Gather all lines in the entries below that include the word "exogenous".

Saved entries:
— start —
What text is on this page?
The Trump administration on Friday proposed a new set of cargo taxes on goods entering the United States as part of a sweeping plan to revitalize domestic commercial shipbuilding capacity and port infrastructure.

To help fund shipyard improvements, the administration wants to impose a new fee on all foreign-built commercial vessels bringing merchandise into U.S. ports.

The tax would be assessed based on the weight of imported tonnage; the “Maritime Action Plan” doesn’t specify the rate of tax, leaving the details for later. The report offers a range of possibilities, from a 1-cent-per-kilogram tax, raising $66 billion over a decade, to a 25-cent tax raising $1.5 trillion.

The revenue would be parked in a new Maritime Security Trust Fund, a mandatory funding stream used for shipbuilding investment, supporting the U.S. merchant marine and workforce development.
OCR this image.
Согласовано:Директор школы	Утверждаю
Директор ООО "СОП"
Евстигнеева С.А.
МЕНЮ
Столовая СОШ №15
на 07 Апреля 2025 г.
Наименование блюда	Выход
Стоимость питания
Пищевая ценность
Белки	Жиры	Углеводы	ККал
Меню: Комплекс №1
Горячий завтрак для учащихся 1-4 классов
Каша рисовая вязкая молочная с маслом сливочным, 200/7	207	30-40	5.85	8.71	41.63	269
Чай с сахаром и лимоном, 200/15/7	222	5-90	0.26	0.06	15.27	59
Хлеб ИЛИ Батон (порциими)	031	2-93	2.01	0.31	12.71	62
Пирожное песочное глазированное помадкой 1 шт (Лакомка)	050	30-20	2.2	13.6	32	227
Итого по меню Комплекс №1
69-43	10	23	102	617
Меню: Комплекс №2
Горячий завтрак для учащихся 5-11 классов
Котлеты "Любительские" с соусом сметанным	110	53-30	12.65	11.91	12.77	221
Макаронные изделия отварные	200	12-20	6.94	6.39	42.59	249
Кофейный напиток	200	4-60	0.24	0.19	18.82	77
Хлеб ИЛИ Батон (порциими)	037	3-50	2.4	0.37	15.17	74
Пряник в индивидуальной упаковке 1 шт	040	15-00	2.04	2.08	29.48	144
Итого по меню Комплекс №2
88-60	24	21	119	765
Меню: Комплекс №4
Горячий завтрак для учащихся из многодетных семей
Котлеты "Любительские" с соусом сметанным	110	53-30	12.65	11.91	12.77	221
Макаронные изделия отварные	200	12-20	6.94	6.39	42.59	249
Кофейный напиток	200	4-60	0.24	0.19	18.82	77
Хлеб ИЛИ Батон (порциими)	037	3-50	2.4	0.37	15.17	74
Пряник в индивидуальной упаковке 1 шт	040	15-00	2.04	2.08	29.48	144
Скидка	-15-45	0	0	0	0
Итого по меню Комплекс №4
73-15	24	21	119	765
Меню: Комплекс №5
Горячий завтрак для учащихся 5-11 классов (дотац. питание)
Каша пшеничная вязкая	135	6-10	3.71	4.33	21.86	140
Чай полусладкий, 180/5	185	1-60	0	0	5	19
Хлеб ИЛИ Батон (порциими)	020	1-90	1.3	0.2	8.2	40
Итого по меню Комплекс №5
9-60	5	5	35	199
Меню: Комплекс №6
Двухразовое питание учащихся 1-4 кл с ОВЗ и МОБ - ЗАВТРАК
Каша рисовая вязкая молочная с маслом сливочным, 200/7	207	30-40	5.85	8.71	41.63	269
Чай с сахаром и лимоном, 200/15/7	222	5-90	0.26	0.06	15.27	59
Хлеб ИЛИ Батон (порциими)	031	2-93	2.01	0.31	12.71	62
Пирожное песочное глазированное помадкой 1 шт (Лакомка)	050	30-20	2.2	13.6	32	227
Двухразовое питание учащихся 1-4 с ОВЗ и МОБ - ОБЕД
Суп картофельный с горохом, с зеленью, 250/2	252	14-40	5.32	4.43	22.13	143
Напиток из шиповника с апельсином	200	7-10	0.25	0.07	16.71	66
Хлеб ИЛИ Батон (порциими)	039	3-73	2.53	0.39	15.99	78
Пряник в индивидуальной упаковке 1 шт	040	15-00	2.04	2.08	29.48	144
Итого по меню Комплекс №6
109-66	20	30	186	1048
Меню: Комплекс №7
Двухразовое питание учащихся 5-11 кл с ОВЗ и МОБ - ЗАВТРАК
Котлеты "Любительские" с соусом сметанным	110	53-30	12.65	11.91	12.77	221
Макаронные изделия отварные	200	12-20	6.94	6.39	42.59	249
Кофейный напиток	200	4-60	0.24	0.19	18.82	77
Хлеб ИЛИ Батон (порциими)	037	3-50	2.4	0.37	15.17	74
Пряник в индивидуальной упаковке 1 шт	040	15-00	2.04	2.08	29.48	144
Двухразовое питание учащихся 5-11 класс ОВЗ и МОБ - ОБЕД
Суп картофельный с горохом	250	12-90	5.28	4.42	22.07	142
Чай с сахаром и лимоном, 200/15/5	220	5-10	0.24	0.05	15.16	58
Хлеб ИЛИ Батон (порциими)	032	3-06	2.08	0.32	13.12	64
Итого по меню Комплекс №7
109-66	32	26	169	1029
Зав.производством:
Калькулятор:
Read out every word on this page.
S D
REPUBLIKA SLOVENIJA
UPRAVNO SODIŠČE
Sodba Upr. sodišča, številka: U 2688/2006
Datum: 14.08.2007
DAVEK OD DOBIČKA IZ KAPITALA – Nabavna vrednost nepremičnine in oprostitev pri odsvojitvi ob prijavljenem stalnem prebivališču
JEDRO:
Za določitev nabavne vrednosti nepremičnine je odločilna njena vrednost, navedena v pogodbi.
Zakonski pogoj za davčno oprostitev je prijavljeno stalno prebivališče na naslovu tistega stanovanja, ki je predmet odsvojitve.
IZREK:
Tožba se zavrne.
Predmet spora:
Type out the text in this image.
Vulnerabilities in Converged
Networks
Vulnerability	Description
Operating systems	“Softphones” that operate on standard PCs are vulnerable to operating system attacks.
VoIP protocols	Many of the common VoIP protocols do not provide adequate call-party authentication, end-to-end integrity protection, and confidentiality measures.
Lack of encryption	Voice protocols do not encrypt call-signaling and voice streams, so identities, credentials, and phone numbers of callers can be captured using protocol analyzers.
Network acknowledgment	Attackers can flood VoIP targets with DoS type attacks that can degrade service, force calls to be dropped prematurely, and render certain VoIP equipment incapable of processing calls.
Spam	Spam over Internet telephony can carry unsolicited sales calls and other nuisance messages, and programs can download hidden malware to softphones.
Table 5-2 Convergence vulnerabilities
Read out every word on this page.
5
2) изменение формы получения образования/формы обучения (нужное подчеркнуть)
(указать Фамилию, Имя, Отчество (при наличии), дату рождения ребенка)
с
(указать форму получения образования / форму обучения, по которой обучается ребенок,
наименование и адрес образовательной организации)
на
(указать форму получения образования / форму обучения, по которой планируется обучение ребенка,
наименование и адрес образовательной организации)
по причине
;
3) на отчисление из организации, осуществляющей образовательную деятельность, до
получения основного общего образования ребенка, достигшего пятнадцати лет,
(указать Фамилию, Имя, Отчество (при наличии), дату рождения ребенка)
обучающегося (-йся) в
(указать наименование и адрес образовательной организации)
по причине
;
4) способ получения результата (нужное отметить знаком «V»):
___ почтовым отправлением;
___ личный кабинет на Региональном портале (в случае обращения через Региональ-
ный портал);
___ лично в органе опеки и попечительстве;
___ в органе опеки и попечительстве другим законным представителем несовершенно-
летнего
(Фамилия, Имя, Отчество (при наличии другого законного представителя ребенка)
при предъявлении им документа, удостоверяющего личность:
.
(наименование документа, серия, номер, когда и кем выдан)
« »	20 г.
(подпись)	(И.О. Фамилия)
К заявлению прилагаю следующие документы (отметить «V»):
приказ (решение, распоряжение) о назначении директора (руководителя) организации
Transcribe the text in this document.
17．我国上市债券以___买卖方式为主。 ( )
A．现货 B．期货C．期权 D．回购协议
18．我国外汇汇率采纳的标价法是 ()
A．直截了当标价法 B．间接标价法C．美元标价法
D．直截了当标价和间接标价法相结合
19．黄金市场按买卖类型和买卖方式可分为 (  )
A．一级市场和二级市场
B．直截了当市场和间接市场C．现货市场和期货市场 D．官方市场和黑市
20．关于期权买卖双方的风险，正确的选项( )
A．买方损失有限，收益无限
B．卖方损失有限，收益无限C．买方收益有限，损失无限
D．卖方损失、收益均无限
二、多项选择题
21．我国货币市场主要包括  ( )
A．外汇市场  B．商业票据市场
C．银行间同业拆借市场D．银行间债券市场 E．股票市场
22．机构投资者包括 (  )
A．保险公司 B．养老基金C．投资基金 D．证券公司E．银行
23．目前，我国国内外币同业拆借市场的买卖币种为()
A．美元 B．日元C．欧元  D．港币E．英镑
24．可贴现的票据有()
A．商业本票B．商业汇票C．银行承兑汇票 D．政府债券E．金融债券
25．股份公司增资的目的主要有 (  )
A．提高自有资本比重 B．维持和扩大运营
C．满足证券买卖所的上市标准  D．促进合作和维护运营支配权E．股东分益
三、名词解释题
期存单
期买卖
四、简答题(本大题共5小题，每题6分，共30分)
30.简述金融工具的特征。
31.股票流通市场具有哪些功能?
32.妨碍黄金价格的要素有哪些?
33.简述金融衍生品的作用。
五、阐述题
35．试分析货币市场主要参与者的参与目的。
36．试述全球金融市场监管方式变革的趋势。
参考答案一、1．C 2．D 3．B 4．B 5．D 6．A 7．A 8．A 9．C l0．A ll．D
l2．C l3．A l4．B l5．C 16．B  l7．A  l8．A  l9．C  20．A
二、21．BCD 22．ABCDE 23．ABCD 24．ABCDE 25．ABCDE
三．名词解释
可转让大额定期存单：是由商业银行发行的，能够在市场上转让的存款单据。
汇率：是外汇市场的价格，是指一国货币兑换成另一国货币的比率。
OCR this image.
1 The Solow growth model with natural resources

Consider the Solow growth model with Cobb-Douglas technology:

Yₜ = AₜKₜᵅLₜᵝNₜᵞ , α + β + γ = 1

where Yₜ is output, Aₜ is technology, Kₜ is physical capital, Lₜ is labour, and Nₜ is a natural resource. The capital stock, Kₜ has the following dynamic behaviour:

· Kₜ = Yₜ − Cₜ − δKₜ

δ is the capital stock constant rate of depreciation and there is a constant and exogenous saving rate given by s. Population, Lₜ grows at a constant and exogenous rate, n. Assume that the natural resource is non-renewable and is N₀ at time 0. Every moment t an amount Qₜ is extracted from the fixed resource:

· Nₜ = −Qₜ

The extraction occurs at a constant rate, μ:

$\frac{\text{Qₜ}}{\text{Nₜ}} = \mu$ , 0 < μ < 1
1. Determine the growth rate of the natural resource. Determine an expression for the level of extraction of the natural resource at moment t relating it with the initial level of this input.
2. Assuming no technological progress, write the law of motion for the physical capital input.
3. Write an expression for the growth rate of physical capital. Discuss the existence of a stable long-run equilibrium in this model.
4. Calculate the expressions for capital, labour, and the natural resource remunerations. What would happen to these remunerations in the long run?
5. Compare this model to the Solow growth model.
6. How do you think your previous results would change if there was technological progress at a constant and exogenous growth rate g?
— end —
Exercise solution:
δ is the capital stock constant rate of depreciation and there is a constant and exogenous saving rate given by s. Population, Lₜ grows at a constant and exogenous rate, n. Assume that the natural resource is non-renewable and is N₀ at time 0. Every moment t an amount Qₜ is extracted from the fixed resource:
6. How do you think your previous results would change if there was technological progress at a constant and exogenous growth rate g?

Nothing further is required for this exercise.